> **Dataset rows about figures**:

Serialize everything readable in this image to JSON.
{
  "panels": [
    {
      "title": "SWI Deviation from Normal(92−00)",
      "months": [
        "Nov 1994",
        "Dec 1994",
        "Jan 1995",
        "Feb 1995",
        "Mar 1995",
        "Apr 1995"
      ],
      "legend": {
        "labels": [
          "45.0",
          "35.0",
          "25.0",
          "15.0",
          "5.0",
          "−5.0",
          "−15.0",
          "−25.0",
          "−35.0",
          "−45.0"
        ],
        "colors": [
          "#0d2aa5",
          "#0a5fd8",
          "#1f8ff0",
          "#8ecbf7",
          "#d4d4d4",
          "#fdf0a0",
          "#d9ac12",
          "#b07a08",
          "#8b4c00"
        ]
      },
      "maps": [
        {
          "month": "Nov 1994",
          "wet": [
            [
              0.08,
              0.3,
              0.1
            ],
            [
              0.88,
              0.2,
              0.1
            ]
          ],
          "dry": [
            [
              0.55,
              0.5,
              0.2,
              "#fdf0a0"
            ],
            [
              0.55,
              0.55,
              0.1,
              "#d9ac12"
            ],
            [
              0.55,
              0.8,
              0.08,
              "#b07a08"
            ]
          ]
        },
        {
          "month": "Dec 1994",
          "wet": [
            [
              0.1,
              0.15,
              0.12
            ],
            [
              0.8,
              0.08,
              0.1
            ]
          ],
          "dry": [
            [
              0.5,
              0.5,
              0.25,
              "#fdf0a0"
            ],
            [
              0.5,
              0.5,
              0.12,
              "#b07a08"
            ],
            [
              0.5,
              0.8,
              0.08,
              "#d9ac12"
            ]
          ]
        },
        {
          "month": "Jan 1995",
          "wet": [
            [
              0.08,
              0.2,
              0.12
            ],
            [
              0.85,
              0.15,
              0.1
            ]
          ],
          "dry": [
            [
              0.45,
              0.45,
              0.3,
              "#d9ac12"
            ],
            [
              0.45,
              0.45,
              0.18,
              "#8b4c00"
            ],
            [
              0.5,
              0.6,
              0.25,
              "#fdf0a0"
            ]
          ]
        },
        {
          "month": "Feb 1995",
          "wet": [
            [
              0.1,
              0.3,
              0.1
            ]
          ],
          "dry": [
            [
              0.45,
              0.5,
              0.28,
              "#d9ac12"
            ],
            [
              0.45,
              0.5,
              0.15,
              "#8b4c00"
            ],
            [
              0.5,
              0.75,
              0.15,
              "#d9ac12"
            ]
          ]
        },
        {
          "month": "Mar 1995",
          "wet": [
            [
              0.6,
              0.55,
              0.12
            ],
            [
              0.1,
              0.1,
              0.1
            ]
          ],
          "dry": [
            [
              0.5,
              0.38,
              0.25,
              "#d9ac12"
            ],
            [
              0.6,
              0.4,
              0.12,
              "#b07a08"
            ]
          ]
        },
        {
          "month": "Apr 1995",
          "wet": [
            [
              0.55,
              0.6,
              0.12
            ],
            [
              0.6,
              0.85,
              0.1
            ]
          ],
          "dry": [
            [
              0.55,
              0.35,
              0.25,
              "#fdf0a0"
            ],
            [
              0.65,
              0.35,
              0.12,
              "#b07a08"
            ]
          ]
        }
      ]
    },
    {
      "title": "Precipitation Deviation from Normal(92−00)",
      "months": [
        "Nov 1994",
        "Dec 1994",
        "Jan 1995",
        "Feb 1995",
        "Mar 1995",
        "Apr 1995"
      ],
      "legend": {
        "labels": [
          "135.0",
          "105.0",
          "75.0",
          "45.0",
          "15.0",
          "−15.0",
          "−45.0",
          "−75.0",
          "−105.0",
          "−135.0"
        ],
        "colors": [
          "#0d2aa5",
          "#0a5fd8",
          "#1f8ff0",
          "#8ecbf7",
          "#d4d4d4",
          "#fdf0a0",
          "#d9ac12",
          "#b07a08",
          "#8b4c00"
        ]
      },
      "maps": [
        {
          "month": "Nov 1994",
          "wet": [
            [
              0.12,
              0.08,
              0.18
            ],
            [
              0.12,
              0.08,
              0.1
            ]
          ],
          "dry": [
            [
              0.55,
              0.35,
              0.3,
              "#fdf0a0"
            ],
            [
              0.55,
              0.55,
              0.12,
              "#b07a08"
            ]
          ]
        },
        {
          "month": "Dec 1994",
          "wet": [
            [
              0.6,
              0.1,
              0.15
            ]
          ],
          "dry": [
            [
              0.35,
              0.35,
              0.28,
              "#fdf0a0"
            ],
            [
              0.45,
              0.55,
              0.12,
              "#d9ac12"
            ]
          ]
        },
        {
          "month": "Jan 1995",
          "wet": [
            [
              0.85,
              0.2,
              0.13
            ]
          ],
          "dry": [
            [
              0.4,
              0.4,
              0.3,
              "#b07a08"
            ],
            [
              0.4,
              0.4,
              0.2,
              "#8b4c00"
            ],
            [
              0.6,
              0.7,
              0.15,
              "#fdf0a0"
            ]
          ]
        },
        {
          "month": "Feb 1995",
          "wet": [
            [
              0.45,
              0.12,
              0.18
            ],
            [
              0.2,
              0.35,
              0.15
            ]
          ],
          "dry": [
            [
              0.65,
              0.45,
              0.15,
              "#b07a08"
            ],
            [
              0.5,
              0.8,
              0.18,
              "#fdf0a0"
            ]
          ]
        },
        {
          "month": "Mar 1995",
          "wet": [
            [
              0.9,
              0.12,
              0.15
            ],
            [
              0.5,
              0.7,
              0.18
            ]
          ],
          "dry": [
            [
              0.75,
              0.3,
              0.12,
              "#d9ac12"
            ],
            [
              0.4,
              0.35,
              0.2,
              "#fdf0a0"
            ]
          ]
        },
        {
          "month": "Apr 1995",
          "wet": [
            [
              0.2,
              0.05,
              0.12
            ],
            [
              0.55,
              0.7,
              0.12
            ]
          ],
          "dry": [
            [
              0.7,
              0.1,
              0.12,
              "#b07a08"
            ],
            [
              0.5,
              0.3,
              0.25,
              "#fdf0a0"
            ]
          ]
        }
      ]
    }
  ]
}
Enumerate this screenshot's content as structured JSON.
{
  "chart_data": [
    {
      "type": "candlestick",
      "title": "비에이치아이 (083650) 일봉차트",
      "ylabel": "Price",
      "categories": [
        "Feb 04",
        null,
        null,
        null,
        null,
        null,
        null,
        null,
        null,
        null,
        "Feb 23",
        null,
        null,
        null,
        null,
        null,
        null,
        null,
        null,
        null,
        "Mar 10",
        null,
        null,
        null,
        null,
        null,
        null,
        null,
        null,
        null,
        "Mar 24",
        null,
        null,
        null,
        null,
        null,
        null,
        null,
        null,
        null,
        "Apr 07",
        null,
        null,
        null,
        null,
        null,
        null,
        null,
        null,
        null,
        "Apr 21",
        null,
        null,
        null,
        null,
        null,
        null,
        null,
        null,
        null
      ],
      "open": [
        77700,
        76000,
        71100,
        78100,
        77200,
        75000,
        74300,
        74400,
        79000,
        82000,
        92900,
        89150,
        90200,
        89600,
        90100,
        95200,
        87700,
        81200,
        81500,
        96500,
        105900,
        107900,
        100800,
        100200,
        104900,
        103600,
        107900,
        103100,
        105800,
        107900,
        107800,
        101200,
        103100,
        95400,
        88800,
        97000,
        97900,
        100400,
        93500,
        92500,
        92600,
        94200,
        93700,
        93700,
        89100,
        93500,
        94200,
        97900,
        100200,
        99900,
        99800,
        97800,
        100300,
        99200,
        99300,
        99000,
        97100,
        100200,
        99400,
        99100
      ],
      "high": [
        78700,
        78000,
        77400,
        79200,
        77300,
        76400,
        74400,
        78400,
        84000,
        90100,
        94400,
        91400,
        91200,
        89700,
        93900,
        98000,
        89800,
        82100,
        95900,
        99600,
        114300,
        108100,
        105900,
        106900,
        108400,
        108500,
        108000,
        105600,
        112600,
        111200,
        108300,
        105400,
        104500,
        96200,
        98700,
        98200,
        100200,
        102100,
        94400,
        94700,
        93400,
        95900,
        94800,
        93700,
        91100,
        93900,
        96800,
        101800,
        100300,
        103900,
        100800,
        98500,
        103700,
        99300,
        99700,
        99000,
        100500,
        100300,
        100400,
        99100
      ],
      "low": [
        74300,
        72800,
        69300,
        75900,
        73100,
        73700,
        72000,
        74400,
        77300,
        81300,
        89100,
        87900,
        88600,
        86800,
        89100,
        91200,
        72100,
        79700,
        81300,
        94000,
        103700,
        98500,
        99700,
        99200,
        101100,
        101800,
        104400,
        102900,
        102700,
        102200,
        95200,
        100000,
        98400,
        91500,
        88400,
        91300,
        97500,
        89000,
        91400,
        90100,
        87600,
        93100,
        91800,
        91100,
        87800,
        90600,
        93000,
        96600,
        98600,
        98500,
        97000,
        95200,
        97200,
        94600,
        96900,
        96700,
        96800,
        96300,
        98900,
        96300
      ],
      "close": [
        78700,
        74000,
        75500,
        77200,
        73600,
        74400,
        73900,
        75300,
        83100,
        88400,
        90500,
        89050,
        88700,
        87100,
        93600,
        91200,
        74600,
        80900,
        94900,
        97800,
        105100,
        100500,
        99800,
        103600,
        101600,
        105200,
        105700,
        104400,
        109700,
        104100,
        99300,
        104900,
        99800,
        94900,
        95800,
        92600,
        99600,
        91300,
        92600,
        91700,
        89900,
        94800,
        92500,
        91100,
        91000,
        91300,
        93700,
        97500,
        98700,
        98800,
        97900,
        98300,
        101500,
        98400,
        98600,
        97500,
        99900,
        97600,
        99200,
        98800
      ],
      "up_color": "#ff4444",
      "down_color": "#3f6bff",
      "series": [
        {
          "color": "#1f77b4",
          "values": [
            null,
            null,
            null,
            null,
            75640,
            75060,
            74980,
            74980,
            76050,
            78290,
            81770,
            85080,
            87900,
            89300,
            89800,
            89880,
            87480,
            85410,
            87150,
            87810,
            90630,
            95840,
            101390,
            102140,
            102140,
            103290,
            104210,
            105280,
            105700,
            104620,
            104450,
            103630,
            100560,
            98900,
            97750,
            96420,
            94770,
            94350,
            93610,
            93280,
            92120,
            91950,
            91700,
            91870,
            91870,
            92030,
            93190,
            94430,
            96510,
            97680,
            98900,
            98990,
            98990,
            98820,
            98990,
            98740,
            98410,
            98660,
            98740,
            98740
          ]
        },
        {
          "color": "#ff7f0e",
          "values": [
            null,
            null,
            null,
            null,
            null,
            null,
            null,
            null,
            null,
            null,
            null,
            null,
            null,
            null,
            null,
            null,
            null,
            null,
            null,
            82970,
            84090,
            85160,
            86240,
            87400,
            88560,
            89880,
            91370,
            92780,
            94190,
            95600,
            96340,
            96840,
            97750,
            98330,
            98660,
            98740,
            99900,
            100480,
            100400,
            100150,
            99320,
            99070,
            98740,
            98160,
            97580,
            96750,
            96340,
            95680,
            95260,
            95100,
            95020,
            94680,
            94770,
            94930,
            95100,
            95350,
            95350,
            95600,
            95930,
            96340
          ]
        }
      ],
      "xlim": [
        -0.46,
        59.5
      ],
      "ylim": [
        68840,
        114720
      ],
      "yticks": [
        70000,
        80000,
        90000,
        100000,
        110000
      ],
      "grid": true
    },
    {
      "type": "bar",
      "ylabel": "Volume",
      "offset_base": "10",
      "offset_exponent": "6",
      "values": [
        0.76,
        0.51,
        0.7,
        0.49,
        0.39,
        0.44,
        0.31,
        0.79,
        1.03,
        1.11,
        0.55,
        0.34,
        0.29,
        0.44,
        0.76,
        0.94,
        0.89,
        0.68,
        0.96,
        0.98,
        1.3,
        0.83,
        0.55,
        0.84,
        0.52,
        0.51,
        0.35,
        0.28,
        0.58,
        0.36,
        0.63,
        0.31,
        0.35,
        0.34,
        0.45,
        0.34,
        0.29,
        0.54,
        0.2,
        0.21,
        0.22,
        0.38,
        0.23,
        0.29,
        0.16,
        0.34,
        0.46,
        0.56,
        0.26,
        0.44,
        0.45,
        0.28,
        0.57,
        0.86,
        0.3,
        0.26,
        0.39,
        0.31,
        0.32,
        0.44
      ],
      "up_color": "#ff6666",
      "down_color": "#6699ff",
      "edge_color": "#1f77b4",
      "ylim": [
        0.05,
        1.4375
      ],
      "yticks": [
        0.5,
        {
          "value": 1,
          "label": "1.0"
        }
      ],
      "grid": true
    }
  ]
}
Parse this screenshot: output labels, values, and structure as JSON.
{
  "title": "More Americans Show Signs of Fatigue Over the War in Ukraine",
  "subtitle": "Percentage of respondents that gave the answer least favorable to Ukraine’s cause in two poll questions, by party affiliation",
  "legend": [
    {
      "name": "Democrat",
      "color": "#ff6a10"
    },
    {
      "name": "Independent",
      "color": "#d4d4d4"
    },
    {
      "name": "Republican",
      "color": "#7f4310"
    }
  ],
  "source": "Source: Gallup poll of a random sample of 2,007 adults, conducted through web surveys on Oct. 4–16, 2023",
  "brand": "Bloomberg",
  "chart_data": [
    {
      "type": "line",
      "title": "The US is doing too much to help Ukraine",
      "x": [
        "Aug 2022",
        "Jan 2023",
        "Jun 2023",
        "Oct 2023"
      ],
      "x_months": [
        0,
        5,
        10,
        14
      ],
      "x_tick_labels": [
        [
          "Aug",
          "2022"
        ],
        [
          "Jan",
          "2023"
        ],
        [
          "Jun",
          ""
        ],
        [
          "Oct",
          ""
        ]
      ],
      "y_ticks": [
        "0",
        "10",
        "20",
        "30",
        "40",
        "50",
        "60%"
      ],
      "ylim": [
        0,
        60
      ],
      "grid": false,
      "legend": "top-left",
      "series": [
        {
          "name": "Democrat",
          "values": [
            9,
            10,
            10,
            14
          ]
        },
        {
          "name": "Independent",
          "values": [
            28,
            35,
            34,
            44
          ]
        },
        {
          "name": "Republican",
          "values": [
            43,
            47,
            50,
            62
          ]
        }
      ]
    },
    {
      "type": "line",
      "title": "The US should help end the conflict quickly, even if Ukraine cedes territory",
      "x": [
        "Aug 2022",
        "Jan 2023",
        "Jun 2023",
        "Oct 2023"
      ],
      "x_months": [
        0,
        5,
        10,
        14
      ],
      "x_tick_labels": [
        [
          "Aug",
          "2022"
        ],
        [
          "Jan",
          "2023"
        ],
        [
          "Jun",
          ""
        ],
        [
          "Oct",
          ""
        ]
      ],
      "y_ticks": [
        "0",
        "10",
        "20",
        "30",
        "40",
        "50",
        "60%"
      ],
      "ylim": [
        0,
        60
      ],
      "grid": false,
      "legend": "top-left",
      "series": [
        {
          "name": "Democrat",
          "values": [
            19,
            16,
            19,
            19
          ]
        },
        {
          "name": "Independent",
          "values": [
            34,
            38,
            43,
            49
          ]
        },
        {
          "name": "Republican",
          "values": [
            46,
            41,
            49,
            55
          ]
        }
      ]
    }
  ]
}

> **STATED GOAL**: Check each line of the records above for the string "poll", and report every line that has it.

> **SOLUTION**:
  "subtitle": "Percentage of respondents that gave the answer least favorable to Ukraine’s cause in two poll questions, by party affiliation",
  "source": "Source: Gallup poll of a random sample of 2,007 adults, conducted through web surveys on Oct. 4–16, 2023",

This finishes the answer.